* START Extracted data *

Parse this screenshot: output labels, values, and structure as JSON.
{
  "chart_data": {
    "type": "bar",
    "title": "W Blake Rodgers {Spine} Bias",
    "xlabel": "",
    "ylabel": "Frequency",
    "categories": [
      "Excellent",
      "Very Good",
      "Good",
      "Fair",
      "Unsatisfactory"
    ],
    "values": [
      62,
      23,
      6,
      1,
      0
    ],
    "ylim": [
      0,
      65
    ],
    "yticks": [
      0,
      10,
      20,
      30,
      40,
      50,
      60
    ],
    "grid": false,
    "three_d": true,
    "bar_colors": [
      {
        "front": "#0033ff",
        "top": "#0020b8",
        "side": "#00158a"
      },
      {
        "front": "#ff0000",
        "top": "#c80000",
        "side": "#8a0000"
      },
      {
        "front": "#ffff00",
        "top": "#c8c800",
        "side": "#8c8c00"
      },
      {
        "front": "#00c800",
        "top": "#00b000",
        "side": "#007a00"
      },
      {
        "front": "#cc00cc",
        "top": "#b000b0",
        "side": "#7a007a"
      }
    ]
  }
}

* END Extracted data *

• Exercise aim
Write the number of lines containing the word "values" and nothing besides it.

• Task result
2